* START *

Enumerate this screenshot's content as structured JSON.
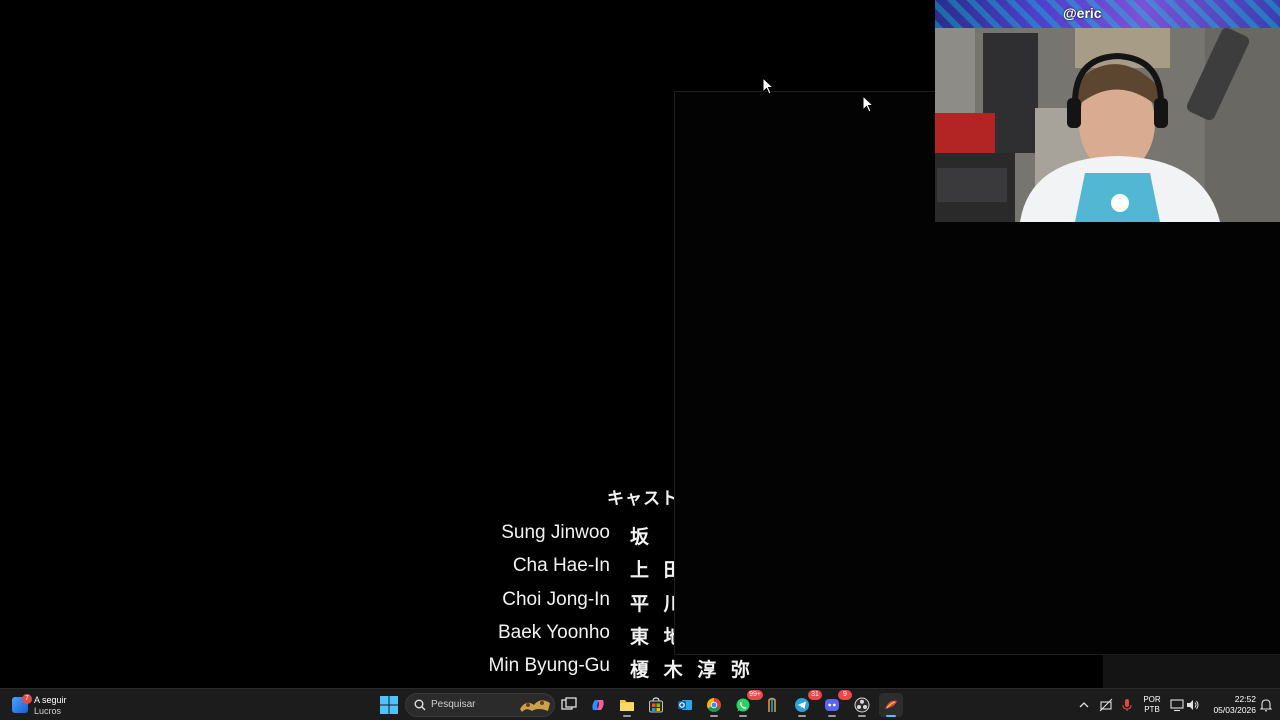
{
  "credits": {
    "heading": "キャスト",
    "rows": [
      {
        "role": "Sung Jinwoo",
        "actor": "坂"
      },
      {
        "role": "Cha Hae-In",
        "actor": "上 田"
      },
      {
        "role": "Choi Jong-In",
        "actor": "平 川"
      },
      {
        "role": "Baek Yoonho",
        "actor": "東 地"
      },
      {
        "role": "Min Byung-Gu",
        "actor": "榎 木 淳 弥"
      }
    ]
  },
  "webcam": {
    "handle": "@eric",
    "banner_colors": [
      "#2a2d8c",
      "#7b52d6",
      "#00dcdc"
    ]
  },
  "taskbar": {
    "widget": {
      "title": "A seguir",
      "subtitle": "Lucros",
      "badge": "7"
    },
    "search_placeholder": "Pesquisar",
    "apps": [
      {
        "name": "task-view",
        "icon": "task-view-icon"
      },
      {
        "name": "copilot",
        "icon": "copilot-icon"
      },
      {
        "name": "file-explorer",
        "icon": "folder-icon"
      },
      {
        "name": "microsoft-store",
        "icon": "store-icon"
      },
      {
        "name": "outlook",
        "icon": "outlook-icon"
      },
      {
        "name": "chrome",
        "icon": "chrome-icon"
      },
      {
        "name": "whatsapp",
        "icon": "whatsapp-icon",
        "badge": "99+"
      },
      {
        "name": "app-8",
        "icon": "app-icon"
      },
      {
        "name": "telegram",
        "icon": "telegram-icon",
        "badge": "31"
      },
      {
        "name": "discord",
        "icon": "discord-icon",
        "badge": "9"
      },
      {
        "name": "obs",
        "icon": "obs-icon"
      },
      {
        "name": "active-app",
        "icon": "app-icon"
      }
    ],
    "language": {
      "line1": "POR",
      "line2": "PTB"
    },
    "clock": {
      "time": "22:52",
      "date": "05/03/2026"
    }
  },
  "colors": {
    "taskbar_bg": "#1c1c1c",
    "accent": "#4cc2ff",
    "badge": "#e84a4a"
  }
}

* END *

- _Problem to work on_:
Would you return the data exactly as written, without the pictures?

- _Task solution_:
Enumerate this screenshot's content as structured JSON.
{
  "credits": {
    "heading": "キャスト",
    "rows": [
      {
        "role": "Sung Jinwoo",
        "actor": "坂"
      },
      {
        "role": "Cha Hae-In",
        "actor": "上 田"
      },
      {
        "role": "Choi Jong-In",
        "actor": "平 川"
      },
      {
        "role": "Baek Yoonho",
        "actor": "東 地"
      },
      {
        "role": "Min Byung-Gu",
        "actor": "榎 木 淳 弥"
      }
    ]
  },
  "webcam": {
    "handle": "@eric",
    "banner_colors": [
      "#2a2d8c",
      "#7b52d6",
      "#00dcdc"
    ]
  },
  "taskbar": {
    "widget": {
      "title": "A seguir",
      "subtitle": "Lucros",
      "badge": "7"
    },
    "search_placeholder": "Pesquisar",
    "apps": [
      {
        "name": "task-view",
        "icon": "task-view-icon"
      },
      {
        "name": "copilot",
        "icon": "copilot-icon"
      },
      {
        "name": "file-explorer",
        "icon": "folder-icon"
      },
      {
        "name": "microsoft-store",
        "icon": "store-icon"
      },
      {
        "name": "outlook",
        "icon": "outlook-icon"
      },
      {
        "name": "chrome",
        "icon": "chrome-icon"
      },
      {
        "name": "whatsapp",
        "icon": "whatsapp-icon",
        "badge": "99+"
      },
      {
        "name": "app-8",
        "icon": "app-icon"
      },
      {
        "name": "telegram",
        "icon": "telegram-icon",
        "badge": "31"
      },
      {
        "name": "discord",
        "icon": "discord-icon",
        "badge": "9"
      },
      {
        "name": "obs",
        "icon": "obs-icon"
      },
      {
        "name": "active-app",
        "icon": "app-icon"
      }
    ],
    "language": {
      "line1": "POR",
      "line2": "PTB"
    },
    "clock": {
      "time": "22:52",
      "date": "05/03/2026"
    }
  },
  "colors": {
    "taskbar_bg": "#1c1c1c",
    "accent": "#4cc2ff",
    "badge": "#e84a4a"
  }
}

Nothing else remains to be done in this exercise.